» Data provided:
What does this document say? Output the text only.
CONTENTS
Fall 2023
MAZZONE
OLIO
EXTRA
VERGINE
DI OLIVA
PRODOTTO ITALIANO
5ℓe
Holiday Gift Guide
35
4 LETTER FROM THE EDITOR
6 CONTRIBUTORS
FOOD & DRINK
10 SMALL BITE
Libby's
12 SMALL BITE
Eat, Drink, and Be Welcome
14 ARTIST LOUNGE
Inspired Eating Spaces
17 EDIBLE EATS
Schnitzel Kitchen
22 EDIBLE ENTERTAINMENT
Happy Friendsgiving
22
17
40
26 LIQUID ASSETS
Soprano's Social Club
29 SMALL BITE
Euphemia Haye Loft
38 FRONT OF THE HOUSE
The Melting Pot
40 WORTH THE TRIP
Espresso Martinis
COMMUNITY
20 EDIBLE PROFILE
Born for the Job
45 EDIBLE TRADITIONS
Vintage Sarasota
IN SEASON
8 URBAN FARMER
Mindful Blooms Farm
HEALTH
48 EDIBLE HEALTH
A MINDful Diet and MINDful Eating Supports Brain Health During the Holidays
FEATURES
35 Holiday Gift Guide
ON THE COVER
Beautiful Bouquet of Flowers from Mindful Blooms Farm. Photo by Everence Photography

» Description of the task: Extract, word for word, each line of the listing above.

» Response:
What does this document say? Output the text only.
CONTENTS
Fall 2023
MAZZONE
OLIO
EXTRA
VERGINE
DI OLIVA
PRODOTTO ITALIANO
5ℓe
Holiday Gift Guide
35
4 LETTER FROM THE EDITOR
6 CONTRIBUTORS
FOOD & DRINK
10 SMALL BITE
Libby's
12 SMALL BITE
Eat, Drink, and Be Welcome
14 ARTIST LOUNGE
Inspired Eating Spaces
17 EDIBLE EATS
Schnitzel Kitchen
22 EDIBLE ENTERTAINMENT
Happy Friendsgiving
22
17
40
26 LIQUID ASSETS
Soprano's Social Club
29 SMALL BITE
Euphemia Haye Loft
38 FRONT OF THE HOUSE
The Melting Pot
40 WORTH THE TRIP
Espresso Martinis
COMMUNITY
20 EDIBLE PROFILE
Born for the Job
45 EDIBLE TRADITIONS
Vintage Sarasota
IN SEASON
8 URBAN FARMER
Mindful Blooms Farm
HEALTH
48 EDIBLE HEALTH
A MINDful Diet and MINDful Eating Supports Brain Health During the Holidays
FEATURES
35 Holiday Gift Guide
ON THE COVER
Beautiful Bouquet of Flowers from Mindful Blooms Farm. Photo by Everence Photography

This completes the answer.